> **Exercise task**
Check each line of the listing for the word "Intake" and report how many lines contain it, giving nothing but the number.

(Stored items)
>> START

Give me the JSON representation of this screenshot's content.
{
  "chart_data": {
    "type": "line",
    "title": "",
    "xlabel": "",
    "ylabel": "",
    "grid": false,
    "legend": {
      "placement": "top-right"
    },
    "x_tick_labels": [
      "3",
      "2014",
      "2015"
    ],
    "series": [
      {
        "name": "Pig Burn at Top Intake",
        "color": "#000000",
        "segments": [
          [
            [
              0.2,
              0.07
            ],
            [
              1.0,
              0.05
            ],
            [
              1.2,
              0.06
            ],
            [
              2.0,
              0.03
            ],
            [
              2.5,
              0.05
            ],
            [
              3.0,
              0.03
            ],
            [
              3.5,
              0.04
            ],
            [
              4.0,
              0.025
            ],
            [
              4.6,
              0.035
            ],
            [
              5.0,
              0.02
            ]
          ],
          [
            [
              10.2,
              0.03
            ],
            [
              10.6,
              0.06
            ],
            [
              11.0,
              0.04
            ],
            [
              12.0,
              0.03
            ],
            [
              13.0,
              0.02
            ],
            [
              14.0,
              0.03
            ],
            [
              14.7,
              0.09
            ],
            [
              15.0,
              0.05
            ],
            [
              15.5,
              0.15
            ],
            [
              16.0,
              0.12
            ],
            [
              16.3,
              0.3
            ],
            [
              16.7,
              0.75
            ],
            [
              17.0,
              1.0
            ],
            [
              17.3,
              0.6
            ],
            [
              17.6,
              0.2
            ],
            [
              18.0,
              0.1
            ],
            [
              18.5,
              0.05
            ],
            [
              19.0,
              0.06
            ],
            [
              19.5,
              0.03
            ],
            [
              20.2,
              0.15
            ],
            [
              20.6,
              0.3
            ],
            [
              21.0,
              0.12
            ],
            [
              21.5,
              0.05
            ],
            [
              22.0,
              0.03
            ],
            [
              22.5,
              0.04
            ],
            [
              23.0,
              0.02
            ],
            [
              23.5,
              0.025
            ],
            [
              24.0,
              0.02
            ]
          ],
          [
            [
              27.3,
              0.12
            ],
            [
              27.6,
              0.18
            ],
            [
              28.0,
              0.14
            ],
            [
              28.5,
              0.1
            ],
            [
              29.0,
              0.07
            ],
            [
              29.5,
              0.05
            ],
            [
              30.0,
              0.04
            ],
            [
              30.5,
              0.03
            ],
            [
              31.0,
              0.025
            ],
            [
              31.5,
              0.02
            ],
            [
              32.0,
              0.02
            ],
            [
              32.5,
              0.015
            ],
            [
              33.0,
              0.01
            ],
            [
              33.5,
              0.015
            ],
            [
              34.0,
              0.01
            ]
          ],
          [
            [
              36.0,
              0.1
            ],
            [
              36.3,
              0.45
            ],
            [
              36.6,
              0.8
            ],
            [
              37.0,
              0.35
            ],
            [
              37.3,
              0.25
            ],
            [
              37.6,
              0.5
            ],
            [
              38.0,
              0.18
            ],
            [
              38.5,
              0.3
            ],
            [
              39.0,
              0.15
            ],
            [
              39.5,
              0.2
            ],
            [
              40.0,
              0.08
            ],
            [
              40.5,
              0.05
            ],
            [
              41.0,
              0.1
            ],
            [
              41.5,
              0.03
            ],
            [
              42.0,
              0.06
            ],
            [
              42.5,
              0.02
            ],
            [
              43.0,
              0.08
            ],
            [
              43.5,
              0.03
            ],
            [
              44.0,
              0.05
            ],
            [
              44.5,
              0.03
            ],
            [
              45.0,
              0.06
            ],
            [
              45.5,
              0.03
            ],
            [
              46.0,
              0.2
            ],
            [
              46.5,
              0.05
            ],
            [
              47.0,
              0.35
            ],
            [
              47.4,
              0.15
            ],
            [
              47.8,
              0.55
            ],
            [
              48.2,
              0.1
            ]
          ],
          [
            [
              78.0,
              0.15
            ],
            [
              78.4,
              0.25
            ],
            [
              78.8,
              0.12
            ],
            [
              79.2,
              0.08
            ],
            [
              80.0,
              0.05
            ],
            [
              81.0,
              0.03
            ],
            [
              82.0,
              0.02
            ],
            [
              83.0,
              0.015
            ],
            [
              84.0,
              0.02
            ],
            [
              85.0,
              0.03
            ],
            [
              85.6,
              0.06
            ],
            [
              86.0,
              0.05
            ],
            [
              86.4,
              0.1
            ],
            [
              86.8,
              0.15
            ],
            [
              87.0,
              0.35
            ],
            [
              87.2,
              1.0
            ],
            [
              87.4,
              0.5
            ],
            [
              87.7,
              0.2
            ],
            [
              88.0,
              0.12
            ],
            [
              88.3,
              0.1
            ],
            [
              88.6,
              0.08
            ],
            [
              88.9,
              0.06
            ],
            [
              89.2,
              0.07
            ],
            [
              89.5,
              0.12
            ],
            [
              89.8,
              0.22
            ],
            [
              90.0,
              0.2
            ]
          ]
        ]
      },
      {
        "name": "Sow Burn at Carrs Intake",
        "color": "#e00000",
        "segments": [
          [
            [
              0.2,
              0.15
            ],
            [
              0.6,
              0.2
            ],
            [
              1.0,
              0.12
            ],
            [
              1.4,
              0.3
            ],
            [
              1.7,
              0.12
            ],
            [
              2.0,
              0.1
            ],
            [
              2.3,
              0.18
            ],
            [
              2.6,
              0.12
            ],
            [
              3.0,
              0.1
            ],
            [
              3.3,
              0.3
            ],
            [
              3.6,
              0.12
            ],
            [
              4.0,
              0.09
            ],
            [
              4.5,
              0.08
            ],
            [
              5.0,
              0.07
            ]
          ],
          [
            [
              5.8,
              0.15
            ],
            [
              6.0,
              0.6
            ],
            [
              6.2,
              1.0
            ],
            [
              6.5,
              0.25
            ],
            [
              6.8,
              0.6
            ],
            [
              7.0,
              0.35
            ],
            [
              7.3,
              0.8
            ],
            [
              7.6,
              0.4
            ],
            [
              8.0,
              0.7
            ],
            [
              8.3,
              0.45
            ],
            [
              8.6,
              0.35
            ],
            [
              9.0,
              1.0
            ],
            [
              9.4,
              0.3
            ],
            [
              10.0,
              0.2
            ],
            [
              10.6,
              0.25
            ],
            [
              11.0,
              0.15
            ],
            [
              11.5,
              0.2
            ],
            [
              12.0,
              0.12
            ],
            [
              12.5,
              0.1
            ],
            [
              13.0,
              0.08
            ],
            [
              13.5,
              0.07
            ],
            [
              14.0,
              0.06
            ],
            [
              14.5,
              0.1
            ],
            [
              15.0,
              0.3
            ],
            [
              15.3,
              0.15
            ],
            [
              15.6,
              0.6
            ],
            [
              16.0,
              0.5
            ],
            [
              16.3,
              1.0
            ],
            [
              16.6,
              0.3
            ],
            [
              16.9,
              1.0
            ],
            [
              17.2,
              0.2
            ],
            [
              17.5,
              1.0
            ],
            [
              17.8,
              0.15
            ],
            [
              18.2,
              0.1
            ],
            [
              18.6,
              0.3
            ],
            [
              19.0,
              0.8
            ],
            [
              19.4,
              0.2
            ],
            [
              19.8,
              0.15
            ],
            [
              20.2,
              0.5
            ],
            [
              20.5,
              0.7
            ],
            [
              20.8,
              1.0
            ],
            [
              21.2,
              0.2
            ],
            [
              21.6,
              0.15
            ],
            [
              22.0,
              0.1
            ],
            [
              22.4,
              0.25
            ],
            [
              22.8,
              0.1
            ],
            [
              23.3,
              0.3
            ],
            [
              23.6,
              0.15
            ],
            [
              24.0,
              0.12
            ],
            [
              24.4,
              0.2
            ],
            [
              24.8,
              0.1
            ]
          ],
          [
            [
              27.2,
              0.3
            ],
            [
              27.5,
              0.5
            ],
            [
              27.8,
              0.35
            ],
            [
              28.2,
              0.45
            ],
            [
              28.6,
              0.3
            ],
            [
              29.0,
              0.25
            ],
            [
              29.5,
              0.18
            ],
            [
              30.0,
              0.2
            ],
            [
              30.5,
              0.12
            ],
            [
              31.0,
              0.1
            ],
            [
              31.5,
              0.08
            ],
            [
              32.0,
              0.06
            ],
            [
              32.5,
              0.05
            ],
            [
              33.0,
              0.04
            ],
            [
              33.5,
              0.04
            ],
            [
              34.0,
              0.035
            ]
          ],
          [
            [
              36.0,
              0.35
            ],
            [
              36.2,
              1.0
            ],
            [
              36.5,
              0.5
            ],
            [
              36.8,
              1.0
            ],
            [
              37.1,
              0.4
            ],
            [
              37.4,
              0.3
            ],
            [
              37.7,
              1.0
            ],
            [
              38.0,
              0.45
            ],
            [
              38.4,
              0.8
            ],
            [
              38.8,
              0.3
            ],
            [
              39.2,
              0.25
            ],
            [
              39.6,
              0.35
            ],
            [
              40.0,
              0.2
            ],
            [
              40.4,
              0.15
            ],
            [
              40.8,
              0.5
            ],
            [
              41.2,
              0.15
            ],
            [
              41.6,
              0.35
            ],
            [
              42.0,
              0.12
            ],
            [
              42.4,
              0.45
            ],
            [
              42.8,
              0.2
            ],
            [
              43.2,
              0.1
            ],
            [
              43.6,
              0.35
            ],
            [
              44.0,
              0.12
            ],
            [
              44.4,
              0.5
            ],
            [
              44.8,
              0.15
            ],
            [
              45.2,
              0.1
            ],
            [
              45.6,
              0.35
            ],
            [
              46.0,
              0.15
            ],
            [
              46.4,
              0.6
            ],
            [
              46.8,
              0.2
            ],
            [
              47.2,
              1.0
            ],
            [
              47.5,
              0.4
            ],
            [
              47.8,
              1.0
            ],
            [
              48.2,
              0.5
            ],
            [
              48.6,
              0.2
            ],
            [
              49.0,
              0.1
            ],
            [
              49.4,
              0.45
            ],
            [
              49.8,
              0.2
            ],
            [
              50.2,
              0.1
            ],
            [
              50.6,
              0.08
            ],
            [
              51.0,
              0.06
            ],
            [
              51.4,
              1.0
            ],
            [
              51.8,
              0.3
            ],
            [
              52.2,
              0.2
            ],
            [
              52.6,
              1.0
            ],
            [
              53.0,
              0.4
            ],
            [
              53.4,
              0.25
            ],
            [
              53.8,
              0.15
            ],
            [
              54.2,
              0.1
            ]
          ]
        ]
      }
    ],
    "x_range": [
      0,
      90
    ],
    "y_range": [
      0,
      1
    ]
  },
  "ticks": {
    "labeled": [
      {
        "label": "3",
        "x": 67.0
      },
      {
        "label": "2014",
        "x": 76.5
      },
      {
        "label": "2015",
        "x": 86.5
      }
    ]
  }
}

>> END

> **Expected answer**
2